[begin SUPPLIED ENTRIES]

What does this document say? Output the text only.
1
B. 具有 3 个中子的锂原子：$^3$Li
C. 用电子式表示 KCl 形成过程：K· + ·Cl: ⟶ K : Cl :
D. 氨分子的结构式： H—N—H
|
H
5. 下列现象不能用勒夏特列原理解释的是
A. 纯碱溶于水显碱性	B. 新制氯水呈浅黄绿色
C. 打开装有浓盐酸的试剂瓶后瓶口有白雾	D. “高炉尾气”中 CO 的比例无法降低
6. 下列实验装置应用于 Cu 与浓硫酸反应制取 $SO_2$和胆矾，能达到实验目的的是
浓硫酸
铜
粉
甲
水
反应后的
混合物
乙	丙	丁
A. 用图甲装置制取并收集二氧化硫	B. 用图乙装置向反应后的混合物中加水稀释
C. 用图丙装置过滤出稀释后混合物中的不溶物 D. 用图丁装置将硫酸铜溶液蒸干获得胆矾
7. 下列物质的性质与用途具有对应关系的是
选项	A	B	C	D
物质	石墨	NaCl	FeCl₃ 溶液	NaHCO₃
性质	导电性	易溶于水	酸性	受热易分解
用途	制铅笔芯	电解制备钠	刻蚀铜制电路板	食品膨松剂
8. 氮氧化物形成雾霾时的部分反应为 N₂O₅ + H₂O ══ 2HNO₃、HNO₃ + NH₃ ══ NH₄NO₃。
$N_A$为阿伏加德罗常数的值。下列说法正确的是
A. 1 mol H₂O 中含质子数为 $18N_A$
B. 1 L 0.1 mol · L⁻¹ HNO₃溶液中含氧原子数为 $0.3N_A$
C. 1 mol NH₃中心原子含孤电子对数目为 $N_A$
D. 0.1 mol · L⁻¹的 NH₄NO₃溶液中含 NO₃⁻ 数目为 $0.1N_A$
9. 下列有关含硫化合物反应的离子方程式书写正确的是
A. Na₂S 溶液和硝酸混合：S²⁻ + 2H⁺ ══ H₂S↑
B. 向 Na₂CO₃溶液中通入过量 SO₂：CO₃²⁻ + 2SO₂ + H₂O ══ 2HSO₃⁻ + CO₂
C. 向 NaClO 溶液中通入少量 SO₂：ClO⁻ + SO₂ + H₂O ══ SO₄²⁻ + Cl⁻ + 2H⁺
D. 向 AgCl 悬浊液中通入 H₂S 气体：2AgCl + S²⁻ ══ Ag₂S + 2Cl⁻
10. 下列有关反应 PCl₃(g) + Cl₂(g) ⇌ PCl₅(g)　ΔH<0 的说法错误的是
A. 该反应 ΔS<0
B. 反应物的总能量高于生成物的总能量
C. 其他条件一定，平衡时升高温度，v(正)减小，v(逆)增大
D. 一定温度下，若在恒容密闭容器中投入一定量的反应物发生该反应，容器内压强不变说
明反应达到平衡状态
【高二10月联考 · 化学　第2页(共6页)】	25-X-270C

[end SUPPLIED ENTRIES]

(TO BE DONE): From the listing above, extract all records word for word.

(EXERCISE RESULT):
What does this document say? Output the text only.
1
B. 具有 3 个中子的锂原子：$^3$Li
C. 用电子式表示 KCl 形成过程：K· + ·Cl: ⟶ K : Cl :
D. 氨分子的结构式： H—N—H
|
H
5. 下列现象不能用勒夏特列原理解释的是
A. 纯碱溶于水显碱性	B. 新制氯水呈浅黄绿色
C. 打开装有浓盐酸的试剂瓶后瓶口有白雾	D. “高炉尾气”中 CO 的比例无法降低
6. 下列实验装置应用于 Cu 与浓硫酸反应制取 $SO_2$和胆矾，能达到实验目的的是
浓硫酸
铜
粉
甲
水
反应后的
混合物
乙	丙	丁
A. 用图甲装置制取并收集二氧化硫	B. 用图乙装置向反应后的混合物中加水稀释
C. 用图丙装置过滤出稀释后混合物中的不溶物 D. 用图丁装置将硫酸铜溶液蒸干获得胆矾
7. 下列物质的性质与用途具有对应关系的是
选项	A	B	C	D
物质	石墨	NaCl	FeCl₃ 溶液	NaHCO₃
性质	导电性	易溶于水	酸性	受热易分解
用途	制铅笔芯	电解制备钠	刻蚀铜制电路板	食品膨松剂
8. 氮氧化物形成雾霾时的部分反应为 N₂O₅ + H₂O ══ 2HNO₃、HNO₃ + NH₃ ══ NH₄NO₃。
$N_A$为阿伏加德罗常数的值。下列说法正确的是
A. 1 mol H₂O 中含质子数为 $18N_A$
B. 1 L 0.1 mol · L⁻¹ HNO₃溶液中含氧原子数为 $0.3N_A$
C. 1 mol NH₃中心原子含孤电子对数目为 $N_A$
D. 0.1 mol · L⁻¹的 NH₄NO₃溶液中含 NO₃⁻ 数目为 $0.1N_A$
9. 下列有关含硫化合物反应的离子方程式书写正确的是
A. Na₂S 溶液和硝酸混合：S²⁻ + 2H⁺ ══ H₂S↑
B. 向 Na₂CO₃溶液中通入过量 SO₂：CO₃²⁻ + 2SO₂ + H₂O ══ 2HSO₃⁻ + CO₂
C. 向 NaClO 溶液中通入少量 SO₂：ClO⁻ + SO₂ + H₂O ══ SO₄²⁻ + Cl⁻ + 2H⁺
D. 向 AgCl 悬浊液中通入 H₂S 气体：2AgCl + S²⁻ ══ Ag₂S + 2Cl⁻
10. 下列有关反应 PCl₃(g) + Cl₂(g) ⇌ PCl₅(g)　ΔH<0 的说法错误的是
A. 该反应 ΔS<0
B. 反应物的总能量高于生成物的总能量
C. 其他条件一定，平衡时升高温度，v(正)减小，v(逆)增大
D. 一定温度下，若在恒容密闭容器中投入一定量的反应物发生该反应，容器内压强不变说
明反应达到平衡状态
【高二10月联考 · 化学　第2页(共6页)】	25-X-270C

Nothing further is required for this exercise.